TASK DESCRIPTION: Pick out and copy every line below that has the word "xlabel".

GIVEN INFORMATION:

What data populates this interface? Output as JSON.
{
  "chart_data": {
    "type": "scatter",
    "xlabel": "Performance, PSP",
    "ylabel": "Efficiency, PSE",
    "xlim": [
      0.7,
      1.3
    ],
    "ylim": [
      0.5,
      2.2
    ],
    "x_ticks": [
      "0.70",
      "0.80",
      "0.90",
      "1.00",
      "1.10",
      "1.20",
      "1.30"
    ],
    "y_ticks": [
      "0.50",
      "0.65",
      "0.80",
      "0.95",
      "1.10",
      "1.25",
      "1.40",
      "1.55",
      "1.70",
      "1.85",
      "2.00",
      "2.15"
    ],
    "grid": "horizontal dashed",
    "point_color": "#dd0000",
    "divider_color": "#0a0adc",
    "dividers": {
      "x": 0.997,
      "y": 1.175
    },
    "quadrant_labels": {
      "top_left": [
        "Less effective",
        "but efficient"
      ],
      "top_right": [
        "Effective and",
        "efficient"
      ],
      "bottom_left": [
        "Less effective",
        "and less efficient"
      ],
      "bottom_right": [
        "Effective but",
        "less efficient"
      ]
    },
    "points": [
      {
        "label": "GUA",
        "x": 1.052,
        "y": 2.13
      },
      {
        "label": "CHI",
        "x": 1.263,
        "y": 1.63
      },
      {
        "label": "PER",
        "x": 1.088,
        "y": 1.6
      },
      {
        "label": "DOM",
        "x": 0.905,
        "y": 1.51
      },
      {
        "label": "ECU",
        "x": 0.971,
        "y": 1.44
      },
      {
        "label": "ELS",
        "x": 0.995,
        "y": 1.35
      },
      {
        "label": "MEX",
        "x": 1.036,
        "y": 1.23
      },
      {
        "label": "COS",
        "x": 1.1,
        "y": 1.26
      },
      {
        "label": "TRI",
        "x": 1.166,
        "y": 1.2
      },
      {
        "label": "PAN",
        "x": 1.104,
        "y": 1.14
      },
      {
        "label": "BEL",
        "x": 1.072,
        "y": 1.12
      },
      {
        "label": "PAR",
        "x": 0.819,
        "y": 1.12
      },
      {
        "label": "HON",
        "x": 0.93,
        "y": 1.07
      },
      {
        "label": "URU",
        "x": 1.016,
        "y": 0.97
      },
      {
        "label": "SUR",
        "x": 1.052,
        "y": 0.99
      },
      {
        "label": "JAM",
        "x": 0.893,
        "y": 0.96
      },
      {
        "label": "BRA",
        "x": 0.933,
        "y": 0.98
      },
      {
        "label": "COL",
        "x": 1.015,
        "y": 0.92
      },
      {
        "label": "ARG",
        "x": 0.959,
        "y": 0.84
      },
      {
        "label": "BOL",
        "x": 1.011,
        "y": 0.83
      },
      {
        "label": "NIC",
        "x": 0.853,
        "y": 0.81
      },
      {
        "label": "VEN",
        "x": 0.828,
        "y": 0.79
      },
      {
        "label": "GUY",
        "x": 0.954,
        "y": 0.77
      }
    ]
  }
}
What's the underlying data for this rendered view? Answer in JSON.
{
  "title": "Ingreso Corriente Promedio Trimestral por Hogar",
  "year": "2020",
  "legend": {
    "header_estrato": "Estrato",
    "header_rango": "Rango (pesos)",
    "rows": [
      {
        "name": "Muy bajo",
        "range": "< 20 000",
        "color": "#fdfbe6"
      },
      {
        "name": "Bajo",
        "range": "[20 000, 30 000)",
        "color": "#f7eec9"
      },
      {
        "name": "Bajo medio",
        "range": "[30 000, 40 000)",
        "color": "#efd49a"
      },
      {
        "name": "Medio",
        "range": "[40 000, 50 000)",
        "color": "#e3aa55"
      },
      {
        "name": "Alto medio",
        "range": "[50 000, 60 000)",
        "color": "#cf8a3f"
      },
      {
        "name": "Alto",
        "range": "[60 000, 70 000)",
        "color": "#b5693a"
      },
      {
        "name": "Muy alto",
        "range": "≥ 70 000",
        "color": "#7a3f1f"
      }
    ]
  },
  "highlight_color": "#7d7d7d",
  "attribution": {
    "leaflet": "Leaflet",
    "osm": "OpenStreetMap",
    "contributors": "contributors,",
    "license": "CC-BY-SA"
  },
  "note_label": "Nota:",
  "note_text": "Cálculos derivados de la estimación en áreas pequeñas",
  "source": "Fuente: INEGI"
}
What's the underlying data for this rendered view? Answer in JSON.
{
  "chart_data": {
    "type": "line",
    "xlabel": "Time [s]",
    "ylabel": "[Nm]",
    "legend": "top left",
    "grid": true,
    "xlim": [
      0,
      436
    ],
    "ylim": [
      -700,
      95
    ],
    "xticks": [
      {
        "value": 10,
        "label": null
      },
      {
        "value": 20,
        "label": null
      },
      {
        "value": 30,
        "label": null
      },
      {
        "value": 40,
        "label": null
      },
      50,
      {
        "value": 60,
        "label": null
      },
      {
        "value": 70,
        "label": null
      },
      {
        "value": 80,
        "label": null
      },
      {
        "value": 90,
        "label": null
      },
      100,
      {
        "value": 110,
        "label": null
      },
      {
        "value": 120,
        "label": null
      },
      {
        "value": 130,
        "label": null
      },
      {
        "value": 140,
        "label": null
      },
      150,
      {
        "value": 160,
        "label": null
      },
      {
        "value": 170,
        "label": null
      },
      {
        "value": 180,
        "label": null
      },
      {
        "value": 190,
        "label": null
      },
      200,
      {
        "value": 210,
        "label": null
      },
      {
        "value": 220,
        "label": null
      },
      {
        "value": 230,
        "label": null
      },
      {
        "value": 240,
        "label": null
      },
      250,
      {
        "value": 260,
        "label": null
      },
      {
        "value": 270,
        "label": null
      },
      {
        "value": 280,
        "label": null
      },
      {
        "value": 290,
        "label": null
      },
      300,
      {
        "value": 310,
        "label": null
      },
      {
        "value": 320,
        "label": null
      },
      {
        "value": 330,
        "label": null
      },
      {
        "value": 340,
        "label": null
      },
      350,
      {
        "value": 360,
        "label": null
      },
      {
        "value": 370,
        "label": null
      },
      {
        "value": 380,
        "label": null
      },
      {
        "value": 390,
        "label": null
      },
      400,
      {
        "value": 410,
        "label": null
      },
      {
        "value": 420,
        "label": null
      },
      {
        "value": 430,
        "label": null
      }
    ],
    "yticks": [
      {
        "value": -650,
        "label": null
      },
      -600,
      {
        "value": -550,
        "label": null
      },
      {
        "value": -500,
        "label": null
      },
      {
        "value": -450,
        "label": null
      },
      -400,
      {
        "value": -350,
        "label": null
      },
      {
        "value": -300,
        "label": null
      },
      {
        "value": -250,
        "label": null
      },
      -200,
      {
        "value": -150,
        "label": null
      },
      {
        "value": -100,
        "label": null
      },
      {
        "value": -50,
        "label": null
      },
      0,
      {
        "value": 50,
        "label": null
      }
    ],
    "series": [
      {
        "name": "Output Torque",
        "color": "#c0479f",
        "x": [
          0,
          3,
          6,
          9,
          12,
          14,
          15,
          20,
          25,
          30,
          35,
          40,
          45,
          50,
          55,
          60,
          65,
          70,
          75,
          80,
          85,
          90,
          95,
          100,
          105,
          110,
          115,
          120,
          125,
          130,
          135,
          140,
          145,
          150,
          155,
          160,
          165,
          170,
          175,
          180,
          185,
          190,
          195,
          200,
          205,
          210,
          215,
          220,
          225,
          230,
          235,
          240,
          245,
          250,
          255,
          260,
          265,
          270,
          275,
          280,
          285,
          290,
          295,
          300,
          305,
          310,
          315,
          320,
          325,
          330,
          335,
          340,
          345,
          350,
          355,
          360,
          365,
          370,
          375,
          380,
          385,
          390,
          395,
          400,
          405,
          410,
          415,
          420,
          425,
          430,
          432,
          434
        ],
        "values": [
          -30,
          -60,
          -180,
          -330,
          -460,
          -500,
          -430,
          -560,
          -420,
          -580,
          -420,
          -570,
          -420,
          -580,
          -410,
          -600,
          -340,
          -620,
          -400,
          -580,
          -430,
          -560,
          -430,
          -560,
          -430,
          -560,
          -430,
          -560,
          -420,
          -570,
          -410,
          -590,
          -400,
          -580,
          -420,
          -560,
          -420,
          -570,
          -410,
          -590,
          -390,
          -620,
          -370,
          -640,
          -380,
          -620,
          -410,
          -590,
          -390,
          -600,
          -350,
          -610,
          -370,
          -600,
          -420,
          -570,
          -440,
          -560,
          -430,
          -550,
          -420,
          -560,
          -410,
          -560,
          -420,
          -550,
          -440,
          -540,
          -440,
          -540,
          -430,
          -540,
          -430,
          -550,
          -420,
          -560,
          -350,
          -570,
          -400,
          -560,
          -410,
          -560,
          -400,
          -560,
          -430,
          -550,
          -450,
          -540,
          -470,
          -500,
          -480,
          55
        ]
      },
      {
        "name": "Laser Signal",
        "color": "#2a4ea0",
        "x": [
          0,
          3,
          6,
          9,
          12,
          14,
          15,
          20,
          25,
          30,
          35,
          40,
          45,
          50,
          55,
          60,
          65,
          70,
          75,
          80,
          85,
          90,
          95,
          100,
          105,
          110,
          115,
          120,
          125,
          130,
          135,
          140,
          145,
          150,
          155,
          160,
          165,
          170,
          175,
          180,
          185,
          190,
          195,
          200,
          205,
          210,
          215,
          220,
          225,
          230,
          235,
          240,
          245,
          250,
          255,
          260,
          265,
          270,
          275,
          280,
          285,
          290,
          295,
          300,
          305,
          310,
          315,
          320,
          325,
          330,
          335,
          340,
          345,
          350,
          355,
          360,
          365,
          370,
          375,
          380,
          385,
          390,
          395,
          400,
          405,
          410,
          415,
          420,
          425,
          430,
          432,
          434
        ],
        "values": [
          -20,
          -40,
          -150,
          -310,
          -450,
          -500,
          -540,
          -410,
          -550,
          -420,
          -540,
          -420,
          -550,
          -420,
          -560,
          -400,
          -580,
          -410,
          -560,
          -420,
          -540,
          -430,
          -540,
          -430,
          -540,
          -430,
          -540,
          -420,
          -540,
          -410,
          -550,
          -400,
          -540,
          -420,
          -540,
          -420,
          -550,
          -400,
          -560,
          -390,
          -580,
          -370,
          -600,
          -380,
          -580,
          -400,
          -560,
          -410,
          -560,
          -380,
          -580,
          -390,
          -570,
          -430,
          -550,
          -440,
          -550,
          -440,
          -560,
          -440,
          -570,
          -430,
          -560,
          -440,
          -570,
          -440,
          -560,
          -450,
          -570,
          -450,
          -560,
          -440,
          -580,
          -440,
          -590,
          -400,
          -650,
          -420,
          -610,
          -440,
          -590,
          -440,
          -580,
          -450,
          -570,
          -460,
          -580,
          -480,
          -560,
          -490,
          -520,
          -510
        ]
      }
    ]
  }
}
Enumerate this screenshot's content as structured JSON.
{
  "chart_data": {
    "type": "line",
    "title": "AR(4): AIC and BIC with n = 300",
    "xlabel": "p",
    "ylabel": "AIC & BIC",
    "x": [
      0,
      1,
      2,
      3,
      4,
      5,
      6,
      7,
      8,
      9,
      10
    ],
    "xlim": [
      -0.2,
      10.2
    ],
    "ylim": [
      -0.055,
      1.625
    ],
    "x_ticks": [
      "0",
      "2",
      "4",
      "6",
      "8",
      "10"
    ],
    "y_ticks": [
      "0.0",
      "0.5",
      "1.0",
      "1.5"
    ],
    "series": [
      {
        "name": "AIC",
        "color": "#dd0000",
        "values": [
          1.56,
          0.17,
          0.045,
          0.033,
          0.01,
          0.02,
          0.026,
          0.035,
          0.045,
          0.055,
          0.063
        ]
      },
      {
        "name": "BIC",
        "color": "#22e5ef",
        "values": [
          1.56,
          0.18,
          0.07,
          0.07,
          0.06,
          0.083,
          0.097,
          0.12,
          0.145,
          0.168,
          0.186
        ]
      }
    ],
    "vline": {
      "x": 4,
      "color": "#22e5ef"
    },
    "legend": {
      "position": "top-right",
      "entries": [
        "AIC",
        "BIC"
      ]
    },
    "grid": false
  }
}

REPLY:
    "xlabel": "Performance, PSP",
    "xlabel": "Time [s]",
    "xlabel": "p",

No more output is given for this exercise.